§ **EXTRAIT À LIRE**
'''
Lorsqu’un couple non musulman embrasse l’islam, de nombreuses questions juridiques se posent concernant leur union. Ont-ils l’obligation de prononcer un nouveau contrat de mariage selon les rites islamiques, ou leur union précédente reste-t-elle valable ? Voici l’explication claire de la jurisprudence sur ce sujet.

Le mariage conclu avant l’entrée en islam demeure valide. Les nouveaux convertis n’ont donc pas besoin de conclure un nouveau contrat de mariage après avoir été guidés vers l’islam. Autrement dit, l’embrassement de l’islam n’annule pas le mariage contracté auparavant par des non-musulmans.

Le renouvellement facultatif et le rôle du tuteur (Wali)

S’ils souhaitent néanmoins renouveler leur contrat de mariage après leur conversion, ils peuvent prendre l’imam de la mosquée locale comme wali, c’est-à-dire comme tuteur matrimonial, lorsque leurs proches sont non musulmans.

Il convient également de rappeler que l’imam Abu Hanifah — qu’Allah lui fasse miséricorde — estimait qu’une femme adulte et douée de raison pouvait conclure elle-même son mariage sans wali. Le mariage est donc, sans aucun doute, valide.

L’avis des savants sur la continuité de la vie conjugale

À ce sujet, nous souhaitons citer les propos de l’éminent savant musulman, le Dr Abdul-Rahman Muhammed Yaki :

Du point de vue islamique, lorsqu’un homme et une femme vivaient ensemble comme mari et épouse avant d’embrasser l’islam, leur mariage demeure valide après leur conversion.Ils n’ont pas besoin de célébrer un nouveau mariage selon les rites islamiques. Ainsi, nous considérons comme valide tout mariage conclu conformément à une coutume ou à un système reconnu avant leur entrée en islam. Une fois devenus musulmans, ils poursuivent normalement leur vie conjugale en tant que mari et épouse.
'''
§ **EXTRAITS DE DONNÉES**
'''
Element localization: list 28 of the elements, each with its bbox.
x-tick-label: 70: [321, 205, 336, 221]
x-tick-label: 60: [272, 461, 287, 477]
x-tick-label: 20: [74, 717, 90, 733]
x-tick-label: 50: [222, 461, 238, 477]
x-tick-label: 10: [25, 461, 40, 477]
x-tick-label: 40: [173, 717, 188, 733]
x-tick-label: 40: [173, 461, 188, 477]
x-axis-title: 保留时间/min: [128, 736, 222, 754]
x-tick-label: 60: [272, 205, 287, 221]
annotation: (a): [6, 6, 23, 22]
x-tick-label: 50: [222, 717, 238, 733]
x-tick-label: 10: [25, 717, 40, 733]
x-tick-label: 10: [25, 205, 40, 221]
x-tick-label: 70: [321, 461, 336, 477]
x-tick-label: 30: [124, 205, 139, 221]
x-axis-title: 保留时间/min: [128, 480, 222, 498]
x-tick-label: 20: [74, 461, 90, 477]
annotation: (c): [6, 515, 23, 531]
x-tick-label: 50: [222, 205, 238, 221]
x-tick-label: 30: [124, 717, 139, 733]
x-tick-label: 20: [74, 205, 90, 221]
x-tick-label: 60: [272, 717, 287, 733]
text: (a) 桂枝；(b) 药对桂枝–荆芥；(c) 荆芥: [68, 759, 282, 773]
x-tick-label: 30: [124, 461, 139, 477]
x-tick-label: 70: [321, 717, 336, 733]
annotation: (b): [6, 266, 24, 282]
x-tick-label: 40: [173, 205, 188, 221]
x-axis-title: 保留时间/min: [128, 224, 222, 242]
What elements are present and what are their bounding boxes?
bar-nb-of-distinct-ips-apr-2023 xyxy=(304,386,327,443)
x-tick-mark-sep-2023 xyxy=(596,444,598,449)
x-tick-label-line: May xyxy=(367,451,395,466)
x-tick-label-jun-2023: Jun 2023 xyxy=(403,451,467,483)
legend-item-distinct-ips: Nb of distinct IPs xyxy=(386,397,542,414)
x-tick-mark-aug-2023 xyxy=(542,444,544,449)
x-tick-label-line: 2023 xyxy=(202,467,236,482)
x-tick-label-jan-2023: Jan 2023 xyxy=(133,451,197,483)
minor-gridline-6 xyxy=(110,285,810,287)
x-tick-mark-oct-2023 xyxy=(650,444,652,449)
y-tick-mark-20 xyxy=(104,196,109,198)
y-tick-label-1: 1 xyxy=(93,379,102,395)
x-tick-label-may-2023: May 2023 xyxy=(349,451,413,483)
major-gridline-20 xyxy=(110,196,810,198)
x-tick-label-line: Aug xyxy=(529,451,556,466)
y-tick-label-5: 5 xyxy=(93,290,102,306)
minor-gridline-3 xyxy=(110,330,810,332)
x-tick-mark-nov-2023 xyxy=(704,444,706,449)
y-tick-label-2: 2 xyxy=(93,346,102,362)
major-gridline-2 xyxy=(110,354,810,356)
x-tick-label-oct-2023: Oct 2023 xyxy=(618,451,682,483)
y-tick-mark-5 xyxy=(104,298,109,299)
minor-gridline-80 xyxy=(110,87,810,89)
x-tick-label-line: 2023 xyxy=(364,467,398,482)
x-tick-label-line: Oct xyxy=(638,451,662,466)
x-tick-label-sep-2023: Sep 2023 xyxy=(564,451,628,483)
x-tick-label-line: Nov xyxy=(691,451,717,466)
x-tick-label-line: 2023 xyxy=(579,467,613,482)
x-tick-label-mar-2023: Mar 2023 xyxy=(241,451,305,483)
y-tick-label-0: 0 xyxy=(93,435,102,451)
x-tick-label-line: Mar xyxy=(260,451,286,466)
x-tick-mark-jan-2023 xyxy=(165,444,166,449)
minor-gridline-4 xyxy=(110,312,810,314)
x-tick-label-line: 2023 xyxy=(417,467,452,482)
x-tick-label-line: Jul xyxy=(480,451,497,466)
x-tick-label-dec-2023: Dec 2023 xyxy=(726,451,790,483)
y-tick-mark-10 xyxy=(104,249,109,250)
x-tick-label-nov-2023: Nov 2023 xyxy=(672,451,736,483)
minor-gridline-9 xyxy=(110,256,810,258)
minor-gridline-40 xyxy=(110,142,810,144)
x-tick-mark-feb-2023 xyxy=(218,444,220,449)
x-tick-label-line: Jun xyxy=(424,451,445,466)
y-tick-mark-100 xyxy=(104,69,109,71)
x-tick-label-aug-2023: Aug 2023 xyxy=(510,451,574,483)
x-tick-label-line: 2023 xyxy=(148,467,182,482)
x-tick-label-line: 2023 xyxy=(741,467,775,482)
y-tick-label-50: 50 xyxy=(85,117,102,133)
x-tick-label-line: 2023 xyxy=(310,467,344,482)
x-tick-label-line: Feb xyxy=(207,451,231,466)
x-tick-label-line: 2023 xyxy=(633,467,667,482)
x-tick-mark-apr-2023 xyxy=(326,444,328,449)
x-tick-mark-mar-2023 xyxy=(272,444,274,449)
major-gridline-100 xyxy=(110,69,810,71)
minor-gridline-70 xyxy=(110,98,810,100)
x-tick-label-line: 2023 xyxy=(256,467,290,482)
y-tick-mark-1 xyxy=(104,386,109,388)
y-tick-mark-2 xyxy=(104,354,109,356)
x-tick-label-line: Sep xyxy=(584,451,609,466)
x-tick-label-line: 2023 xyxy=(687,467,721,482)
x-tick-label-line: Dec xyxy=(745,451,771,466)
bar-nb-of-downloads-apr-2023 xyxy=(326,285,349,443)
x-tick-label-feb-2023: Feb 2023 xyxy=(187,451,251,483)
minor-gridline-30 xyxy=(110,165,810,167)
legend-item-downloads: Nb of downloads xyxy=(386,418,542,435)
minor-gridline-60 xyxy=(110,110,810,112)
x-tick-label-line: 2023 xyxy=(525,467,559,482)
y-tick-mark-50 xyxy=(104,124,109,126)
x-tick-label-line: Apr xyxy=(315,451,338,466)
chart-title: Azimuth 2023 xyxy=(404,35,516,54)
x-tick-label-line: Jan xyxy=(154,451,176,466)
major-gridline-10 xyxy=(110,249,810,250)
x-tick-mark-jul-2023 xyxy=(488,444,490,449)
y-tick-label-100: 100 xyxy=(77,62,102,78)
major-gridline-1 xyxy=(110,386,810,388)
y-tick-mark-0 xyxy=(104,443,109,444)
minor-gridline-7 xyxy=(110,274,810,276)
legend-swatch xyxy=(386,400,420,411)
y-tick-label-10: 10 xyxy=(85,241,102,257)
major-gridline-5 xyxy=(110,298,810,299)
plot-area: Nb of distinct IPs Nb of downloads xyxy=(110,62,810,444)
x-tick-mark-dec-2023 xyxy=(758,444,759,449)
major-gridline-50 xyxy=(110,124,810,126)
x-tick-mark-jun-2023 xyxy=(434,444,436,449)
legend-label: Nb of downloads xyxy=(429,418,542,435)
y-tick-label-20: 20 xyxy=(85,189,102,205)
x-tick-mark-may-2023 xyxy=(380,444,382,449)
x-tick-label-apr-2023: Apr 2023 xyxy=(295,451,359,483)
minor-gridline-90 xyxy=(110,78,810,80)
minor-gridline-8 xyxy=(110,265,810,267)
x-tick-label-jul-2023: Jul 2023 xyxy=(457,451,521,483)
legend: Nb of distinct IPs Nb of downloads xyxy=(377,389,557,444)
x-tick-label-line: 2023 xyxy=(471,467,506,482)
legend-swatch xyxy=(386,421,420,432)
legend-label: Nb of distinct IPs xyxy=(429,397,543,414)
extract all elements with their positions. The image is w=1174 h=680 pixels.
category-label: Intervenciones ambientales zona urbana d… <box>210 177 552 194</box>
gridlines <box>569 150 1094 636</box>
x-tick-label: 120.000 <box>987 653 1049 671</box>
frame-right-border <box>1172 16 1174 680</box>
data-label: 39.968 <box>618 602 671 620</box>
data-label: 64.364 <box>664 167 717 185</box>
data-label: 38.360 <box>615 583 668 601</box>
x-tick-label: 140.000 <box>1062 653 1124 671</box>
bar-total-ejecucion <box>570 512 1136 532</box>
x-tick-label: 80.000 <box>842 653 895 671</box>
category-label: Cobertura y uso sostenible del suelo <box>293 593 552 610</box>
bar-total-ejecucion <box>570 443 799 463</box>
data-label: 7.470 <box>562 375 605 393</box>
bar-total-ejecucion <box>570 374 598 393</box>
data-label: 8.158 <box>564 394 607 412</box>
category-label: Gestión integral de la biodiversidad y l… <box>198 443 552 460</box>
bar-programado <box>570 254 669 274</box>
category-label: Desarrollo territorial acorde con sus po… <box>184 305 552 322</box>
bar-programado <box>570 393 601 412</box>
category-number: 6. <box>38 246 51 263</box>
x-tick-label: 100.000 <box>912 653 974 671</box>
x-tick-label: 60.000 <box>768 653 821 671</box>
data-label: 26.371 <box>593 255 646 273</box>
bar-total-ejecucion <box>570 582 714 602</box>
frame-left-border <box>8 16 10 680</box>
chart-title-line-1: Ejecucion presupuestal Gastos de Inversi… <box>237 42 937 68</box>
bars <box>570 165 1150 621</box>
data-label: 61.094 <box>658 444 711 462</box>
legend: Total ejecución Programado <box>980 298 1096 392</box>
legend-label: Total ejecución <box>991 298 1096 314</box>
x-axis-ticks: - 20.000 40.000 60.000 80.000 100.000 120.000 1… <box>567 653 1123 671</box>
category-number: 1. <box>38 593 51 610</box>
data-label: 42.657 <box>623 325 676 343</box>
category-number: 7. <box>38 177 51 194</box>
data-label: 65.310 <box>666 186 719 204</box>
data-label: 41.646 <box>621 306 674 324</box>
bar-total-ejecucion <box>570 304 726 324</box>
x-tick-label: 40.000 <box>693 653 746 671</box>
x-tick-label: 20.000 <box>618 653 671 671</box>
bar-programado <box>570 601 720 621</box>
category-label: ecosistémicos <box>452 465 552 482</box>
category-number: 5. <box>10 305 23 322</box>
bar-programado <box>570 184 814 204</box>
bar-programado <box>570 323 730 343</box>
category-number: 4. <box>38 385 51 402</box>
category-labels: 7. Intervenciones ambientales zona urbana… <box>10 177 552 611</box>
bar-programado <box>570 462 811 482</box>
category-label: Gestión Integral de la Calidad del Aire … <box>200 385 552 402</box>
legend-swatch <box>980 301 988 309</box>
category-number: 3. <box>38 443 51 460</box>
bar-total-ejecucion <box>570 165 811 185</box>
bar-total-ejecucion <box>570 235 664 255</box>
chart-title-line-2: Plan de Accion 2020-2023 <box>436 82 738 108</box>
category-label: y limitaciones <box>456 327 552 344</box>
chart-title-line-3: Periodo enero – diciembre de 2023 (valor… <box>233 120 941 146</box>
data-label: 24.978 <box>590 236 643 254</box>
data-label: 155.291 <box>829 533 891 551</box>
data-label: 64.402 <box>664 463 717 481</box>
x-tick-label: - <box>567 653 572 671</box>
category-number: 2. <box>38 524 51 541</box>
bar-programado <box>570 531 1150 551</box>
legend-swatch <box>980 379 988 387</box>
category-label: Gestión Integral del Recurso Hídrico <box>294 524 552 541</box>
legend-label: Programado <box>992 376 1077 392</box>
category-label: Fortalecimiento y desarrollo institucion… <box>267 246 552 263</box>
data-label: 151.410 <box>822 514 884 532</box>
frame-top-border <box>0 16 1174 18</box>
'''
§ **CONSIGNE 1**
D'après le texte sur le mariage des nouveaux convertis à l'islam, qui ces derniers peuvent-ils prendre comme wali lorsque leurs proches sont non musulmans ?
§ **CONSIGNE 2**
Reproduisez, dans le texte sur le mariage des nouveaux convertis à l'islam, le passage qui s'ouvre sur les mots contenant « Le renouvellement facultatif » et se clôt sur « sont non musulmans. ».

§ **RÉPONSE RÉDIGÉE 1**
L'imam de la mosquée locale.

§ **RÉPONSE RÉDIGÉE 2**
Le renouvellement facultatif et le rôle du tuteur (Wali)

S’ils souhaitent néanmoins renouveler leur contrat de mariage après leur conversion, ils peuvent prendre l’imam de la mosquée locale comme wali, c’est-à-dire comme tuteur matrimonial, lorsque leurs proches sont non musulmans.